## EXERCISE DESCRIPTION
Collect the lines of the entries where "blaues" shows up.

____

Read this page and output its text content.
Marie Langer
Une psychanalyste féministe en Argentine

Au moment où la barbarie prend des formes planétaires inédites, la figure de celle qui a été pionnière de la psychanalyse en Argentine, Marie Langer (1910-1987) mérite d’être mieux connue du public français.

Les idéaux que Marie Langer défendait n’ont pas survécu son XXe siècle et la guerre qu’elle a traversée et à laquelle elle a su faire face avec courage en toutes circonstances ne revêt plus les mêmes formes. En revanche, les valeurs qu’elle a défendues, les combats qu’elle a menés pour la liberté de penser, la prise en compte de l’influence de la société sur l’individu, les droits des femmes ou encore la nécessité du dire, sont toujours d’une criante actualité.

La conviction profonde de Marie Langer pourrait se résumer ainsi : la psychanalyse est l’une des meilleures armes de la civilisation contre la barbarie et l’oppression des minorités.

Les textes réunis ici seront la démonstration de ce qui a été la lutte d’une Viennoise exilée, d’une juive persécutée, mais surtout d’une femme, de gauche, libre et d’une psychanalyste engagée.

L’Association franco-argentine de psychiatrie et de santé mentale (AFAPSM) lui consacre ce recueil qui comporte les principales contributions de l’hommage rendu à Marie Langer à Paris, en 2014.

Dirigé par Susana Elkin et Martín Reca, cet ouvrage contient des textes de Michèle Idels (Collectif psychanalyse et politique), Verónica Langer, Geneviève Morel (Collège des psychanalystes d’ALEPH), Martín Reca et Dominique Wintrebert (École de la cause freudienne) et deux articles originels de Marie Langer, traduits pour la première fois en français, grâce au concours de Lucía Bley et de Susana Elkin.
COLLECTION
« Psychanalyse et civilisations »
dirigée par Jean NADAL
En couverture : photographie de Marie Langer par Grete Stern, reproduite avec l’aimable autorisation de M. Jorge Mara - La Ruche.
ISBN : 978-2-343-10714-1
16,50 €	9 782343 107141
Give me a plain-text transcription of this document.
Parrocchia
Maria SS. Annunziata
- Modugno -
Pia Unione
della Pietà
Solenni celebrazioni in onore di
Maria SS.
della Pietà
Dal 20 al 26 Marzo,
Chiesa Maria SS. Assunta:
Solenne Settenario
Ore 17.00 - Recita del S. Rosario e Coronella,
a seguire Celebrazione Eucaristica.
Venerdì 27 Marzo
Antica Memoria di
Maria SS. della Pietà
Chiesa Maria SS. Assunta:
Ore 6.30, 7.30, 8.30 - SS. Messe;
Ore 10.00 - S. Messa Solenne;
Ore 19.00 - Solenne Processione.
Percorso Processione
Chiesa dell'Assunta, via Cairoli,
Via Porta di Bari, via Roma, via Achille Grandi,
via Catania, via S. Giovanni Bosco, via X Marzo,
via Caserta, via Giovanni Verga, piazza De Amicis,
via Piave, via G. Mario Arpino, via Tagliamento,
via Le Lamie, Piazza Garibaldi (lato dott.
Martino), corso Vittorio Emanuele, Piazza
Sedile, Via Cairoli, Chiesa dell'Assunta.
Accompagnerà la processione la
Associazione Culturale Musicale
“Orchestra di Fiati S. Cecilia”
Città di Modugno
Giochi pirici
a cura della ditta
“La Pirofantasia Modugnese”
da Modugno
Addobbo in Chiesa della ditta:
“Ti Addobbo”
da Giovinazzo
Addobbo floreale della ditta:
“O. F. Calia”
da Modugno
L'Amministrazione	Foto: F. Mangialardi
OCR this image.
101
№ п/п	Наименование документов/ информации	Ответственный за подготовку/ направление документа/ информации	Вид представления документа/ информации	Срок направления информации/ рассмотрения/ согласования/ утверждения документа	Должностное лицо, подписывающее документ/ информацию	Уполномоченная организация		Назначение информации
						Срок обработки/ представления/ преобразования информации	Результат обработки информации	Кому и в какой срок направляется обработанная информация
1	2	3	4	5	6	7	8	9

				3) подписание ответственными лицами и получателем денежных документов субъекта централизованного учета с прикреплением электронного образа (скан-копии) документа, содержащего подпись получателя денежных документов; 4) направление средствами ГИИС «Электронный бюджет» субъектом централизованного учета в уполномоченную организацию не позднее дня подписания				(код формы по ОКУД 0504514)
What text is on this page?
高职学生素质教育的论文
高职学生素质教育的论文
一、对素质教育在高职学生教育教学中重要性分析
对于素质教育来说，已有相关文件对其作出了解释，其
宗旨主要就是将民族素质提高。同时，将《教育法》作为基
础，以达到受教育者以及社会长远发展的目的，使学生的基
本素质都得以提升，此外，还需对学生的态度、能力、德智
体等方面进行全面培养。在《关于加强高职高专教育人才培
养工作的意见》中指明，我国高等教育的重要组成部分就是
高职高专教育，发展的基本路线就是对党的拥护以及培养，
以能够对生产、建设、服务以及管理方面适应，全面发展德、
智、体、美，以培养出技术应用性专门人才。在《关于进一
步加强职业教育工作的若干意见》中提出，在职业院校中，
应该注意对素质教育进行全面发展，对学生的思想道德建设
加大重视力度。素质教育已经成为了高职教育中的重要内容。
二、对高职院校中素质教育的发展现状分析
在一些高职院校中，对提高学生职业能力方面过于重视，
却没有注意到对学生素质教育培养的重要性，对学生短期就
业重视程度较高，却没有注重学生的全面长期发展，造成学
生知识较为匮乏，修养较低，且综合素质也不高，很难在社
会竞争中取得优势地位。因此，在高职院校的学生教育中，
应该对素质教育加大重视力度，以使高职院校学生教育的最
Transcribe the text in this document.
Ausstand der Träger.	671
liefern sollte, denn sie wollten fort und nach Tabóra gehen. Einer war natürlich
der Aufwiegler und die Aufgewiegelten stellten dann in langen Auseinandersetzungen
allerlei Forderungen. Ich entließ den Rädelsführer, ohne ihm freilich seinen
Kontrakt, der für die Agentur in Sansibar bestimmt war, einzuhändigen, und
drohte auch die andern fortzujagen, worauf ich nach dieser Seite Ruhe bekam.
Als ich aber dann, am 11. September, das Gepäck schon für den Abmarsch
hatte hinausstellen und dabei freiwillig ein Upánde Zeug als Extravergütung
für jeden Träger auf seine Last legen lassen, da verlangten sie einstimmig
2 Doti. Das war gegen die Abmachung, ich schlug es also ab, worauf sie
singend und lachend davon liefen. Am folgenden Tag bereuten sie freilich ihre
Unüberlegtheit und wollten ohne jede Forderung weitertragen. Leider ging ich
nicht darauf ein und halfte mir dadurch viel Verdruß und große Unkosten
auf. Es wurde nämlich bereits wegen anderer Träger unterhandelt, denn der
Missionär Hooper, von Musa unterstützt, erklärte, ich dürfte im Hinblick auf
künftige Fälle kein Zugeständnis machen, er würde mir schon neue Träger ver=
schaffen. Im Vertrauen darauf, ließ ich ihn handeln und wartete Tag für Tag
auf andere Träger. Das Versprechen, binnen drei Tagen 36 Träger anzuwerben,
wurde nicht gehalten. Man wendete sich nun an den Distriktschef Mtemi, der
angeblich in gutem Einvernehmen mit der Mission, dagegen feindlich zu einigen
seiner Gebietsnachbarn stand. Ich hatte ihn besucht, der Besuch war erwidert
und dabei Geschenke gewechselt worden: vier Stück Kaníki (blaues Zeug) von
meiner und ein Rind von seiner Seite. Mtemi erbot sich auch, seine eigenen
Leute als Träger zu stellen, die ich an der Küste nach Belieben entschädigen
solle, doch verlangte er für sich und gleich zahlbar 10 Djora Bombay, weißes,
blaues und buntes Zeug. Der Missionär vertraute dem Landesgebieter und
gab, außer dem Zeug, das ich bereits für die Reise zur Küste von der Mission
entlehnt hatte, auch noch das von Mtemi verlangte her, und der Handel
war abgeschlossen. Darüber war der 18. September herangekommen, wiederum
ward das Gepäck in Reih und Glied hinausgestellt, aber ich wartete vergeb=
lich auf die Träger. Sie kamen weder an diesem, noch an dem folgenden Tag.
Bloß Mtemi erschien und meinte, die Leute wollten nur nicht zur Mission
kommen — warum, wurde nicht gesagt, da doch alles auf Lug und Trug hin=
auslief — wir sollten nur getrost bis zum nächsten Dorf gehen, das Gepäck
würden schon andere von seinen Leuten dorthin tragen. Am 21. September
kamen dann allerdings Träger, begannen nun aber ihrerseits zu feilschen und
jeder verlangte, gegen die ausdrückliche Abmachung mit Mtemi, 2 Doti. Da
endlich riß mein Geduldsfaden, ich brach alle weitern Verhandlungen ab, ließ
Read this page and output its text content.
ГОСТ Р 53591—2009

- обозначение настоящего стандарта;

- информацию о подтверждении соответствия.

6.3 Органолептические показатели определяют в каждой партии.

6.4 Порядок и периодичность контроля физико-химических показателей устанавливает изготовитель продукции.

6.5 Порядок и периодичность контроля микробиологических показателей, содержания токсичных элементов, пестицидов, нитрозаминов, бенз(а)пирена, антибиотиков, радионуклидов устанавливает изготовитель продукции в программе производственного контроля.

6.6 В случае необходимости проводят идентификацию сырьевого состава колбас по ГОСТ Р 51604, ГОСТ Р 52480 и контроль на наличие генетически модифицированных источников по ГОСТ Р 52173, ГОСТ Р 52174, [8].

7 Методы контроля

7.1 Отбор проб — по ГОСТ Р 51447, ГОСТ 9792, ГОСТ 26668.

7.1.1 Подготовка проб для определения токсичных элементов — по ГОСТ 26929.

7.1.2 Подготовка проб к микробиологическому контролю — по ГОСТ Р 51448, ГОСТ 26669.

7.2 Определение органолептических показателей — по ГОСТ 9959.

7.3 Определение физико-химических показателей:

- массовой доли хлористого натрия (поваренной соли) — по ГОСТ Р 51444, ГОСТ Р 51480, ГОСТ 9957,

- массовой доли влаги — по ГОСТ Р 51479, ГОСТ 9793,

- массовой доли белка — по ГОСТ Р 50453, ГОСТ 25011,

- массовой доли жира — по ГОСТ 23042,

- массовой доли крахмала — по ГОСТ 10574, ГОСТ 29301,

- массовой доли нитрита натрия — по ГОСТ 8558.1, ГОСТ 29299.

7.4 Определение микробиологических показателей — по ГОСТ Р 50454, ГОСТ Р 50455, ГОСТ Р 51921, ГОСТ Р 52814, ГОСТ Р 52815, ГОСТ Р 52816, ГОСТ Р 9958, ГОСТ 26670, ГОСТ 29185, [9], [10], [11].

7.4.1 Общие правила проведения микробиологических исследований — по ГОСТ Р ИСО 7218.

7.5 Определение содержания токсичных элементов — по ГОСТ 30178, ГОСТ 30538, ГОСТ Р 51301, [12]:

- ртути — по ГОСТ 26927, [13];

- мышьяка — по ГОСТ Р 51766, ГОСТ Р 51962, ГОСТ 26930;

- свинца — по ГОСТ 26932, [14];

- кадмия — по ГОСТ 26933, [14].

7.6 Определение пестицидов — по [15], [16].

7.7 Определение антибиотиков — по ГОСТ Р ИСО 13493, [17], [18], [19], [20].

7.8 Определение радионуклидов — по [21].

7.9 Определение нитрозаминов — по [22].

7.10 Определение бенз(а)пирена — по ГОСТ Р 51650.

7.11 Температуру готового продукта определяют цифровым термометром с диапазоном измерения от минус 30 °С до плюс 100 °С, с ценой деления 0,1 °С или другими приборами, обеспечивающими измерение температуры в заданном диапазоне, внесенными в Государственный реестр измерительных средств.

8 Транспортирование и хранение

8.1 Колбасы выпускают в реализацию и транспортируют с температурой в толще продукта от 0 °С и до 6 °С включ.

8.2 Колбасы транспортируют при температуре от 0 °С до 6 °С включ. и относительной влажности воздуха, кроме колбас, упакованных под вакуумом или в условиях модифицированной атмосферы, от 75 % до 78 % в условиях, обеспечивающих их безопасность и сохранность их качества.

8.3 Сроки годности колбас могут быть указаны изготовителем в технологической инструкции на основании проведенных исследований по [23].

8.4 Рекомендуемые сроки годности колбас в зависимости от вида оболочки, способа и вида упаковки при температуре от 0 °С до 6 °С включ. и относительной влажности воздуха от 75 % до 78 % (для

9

____

## RESULT OF THE TASK
und dabei Geschenke gewechselt worden: vier Stück Kaníki (blaues Zeug) von
blaues und buntes Zeug. Der Missionär vertraute dem Landesgebieter und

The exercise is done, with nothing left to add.